►

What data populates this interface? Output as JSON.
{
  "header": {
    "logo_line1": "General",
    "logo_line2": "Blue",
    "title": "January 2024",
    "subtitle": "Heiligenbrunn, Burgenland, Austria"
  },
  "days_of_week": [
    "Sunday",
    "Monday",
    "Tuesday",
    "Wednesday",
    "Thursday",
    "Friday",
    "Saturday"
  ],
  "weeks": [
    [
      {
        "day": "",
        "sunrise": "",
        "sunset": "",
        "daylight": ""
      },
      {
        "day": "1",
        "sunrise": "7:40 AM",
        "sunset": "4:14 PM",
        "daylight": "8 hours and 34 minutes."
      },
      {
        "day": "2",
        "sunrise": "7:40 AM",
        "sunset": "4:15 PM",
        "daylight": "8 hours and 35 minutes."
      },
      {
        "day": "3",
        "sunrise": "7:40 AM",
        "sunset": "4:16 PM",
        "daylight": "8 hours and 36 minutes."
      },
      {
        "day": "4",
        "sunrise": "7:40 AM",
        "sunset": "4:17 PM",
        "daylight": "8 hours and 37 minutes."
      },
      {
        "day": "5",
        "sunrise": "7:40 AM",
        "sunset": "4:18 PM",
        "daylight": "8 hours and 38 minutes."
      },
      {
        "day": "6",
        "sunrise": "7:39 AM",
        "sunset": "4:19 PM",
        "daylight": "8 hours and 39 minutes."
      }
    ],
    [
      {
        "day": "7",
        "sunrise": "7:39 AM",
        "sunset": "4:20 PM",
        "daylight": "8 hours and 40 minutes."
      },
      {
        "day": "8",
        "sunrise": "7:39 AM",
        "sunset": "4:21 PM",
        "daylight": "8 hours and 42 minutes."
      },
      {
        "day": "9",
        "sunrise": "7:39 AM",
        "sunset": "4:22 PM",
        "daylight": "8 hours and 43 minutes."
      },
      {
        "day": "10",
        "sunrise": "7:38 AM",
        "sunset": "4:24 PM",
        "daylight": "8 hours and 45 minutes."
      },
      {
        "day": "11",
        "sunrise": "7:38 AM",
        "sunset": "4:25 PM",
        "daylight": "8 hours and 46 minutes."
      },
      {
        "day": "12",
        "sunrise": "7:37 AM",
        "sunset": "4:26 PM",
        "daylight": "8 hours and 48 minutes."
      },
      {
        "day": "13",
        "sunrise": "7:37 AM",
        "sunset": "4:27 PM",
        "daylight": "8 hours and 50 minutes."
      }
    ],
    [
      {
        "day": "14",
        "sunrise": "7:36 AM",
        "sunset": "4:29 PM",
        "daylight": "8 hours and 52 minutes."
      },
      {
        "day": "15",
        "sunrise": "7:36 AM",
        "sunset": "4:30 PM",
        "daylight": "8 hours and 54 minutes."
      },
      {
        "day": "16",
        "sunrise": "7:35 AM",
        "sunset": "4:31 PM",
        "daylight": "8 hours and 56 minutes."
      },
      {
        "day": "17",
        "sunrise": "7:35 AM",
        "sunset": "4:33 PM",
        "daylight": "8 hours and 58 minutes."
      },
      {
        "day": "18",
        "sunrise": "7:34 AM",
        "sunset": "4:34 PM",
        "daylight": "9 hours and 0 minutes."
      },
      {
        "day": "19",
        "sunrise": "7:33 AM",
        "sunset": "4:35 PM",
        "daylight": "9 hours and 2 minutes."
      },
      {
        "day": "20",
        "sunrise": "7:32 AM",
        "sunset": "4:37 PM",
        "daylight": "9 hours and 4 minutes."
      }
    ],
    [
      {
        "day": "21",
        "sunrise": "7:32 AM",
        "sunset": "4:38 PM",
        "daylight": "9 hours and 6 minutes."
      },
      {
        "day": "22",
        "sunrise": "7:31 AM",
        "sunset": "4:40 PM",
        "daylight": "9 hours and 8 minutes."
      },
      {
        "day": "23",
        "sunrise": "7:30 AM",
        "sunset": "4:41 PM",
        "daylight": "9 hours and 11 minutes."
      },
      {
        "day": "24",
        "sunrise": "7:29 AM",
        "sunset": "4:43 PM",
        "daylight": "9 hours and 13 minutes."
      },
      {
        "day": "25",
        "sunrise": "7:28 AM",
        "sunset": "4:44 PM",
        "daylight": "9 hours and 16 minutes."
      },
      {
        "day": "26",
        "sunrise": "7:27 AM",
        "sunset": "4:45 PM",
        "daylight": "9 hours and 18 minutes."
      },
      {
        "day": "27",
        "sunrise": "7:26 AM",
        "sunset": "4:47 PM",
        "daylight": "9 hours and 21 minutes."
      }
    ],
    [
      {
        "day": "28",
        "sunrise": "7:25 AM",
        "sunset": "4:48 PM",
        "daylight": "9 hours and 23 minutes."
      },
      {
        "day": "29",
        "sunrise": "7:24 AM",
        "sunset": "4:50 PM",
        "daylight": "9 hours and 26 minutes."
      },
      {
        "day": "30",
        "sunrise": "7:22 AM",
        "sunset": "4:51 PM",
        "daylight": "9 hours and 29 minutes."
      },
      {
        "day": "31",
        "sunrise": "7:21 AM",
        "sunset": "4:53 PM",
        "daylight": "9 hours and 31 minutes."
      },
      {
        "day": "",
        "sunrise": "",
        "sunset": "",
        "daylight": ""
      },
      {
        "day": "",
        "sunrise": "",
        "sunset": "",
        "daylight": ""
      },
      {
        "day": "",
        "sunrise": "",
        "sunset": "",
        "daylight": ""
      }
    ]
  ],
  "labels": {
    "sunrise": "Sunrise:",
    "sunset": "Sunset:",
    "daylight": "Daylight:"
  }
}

◄

=== WHAT THE EXERCISE ASKS ===
Extract all of the data shown above without alteration.

=== CORRECT ANSWER ===
What data populates this interface? Output as JSON.
{
  "header": {
    "logo_line1": "General",
    "logo_line2": "Blue",
    "title": "January 2024",
    "subtitle": "Heiligenbrunn, Burgenland, Austria"
  },
  "days_of_week": [
    "Sunday",
    "Monday",
    "Tuesday",
    "Wednesday",
    "Thursday",
    "Friday",
    "Saturday"
  ],
  "weeks": [
    [
      {
        "day": "",
        "sunrise": "",
        "sunset": "",
        "daylight": ""
      },
      {
        "day": "1",
        "sunrise": "7:40 AM",
        "sunset": "4:14 PM",
        "daylight": "8 hours and 34 minutes."
      },
      {
        "day": "2",
        "sunrise": "7:40 AM",
        "sunset": "4:15 PM",
        "daylight": "8 hours and 35 minutes."
      },
      {
        "day": "3",
        "sunrise": "7:40 AM",
        "sunset": "4:16 PM",
        "daylight": "8 hours and 36 minutes."
      },
      {
        "day": "4",
        "sunrise": "7:40 AM",
        "sunset": "4:17 PM",
        "daylight": "8 hours and 37 minutes."
      },
      {
        "day": "5",
        "sunrise": "7:40 AM",
        "sunset": "4:18 PM",
        "daylight": "8 hours and 38 minutes."
      },
      {
        "day": "6",
        "sunrise": "7:39 AM",
        "sunset": "4:19 PM",
        "daylight": "8 hours and 39 minutes."
      }
    ],
    [
      {
        "day": "7",
        "sunrise": "7:39 AM",
        "sunset": "4:20 PM",
        "daylight": "8 hours and 40 minutes."
      },
      {
        "day": "8",
        "sunrise": "7:39 AM",
        "sunset": "4:21 PM",
        "daylight": "8 hours and 42 minutes."
      },
      {
        "day": "9",
        "sunrise": "7:39 AM",
        "sunset": "4:22 PM",
        "daylight": "8 hours and 43 minutes."
      },
      {
        "day": "10",
        "sunrise": "7:38 AM",
        "sunset": "4:24 PM",
        "daylight": "8 hours and 45 minutes."
      },
      {
        "day": "11",
        "sunrise": "7:38 AM",
        "sunset": "4:25 PM",
        "daylight": "8 hours and 46 minutes."
      },
      {
        "day": "12",
        "sunrise": "7:37 AM",
        "sunset": "4:26 PM",
        "daylight": "8 hours and 48 minutes."
      },
      {
        "day": "13",
        "sunrise": "7:37 AM",
        "sunset": "4:27 PM",
        "daylight": "8 hours and 50 minutes."
      }
    ],
    [
      {
        "day": "14",
        "sunrise": "7:36 AM",
        "sunset": "4:29 PM",
        "daylight": "8 hours and 52 minutes."
      },
      {
        "day": "15",
        "sunrise": "7:36 AM",
        "sunset": "4:30 PM",
        "daylight": "8 hours and 54 minutes."
      },
      {
        "day": "16",
        "sunrise": "7:35 AM",
        "sunset": "4:31 PM",
        "daylight": "8 hours and 56 minutes."
      },
      {
        "day": "17",
        "sunrise": "7:35 AM",
        "sunset": "4:33 PM",
        "daylight": "8 hours and 58 minutes."
      },
      {
        "day": "18",
        "sunrise": "7:34 AM",
        "sunset": "4:34 PM",
        "daylight": "9 hours and 0 minutes."
      },
      {
        "day": "19",
        "sunrise": "7:33 AM",
        "sunset": "4:35 PM",
        "daylight": "9 hours and 2 minutes."
      },
      {
        "day": "20",
        "sunrise": "7:32 AM",
        "sunset": "4:37 PM",
        "daylight": "9 hours and 4 minutes."
      }
    ],
    [
      {
        "day": "21",
        "sunrise": "7:32 AM",
        "sunset": "4:38 PM",
        "daylight": "9 hours and 6 minutes."
      },
      {
        "day": "22",
        "sunrise": "7:31 AM",
        "sunset": "4:40 PM",
        "daylight": "9 hours and 8 minutes."
      },
      {
        "day": "23",
        "sunrise": "7:30 AM",
        "sunset": "4:41 PM",
        "daylight": "9 hours and 11 minutes."
      },
      {
        "day": "24",
        "sunrise": "7:29 AM",
        "sunset": "4:43 PM",
        "daylight": "9 hours and 13 minutes."
      },
      {
        "day": "25",
        "sunrise": "7:28 AM",
        "sunset": "4:44 PM",
        "daylight": "9 hours and 16 minutes."
      },
      {
        "day": "26",
        "sunrise": "7:27 AM",
        "sunset": "4:45 PM",
        "daylight": "9 hours and 18 minutes."
      },
      {
        "day": "27",
        "sunrise": "7:26 AM",
        "sunset": "4:47 PM",
        "daylight": "9 hours and 21 minutes."
      }
    ],
    [
      {
        "day": "28",
        "sunrise": "7:25 AM",
        "sunset": "4:48 PM",
        "daylight": "9 hours and 23 minutes."
      },
      {
        "day": "29",
        "sunrise": "7:24 AM",
        "sunset": "4:50 PM",
        "daylight": "9 hours and 26 minutes."
      },
      {
        "day": "30",
        "sunrise": "7:22 AM",
        "sunset": "4:51 PM",
        "daylight": "9 hours and 29 minutes."
      },
      {
        "day": "31",
        "sunrise": "7:21 AM",
        "sunset": "4:53 PM",
        "daylight": "9 hours and 31 minutes."
      },
      {
        "day": "",
        "sunrise": "",
        "sunset": "",
        "daylight": ""
      },
      {
        "day": "",
        "sunrise": "",
        "sunset": "",
        "daylight": ""
      },
      {
        "day": "",
        "sunrise": "",
        "sunset": "",
        "daylight": ""
      }
    ]
  ],
  "labels": {
    "sunrise": "Sunrise:",
    "sunset": "Sunset:",
    "daylight": "Daylight:"
  }
}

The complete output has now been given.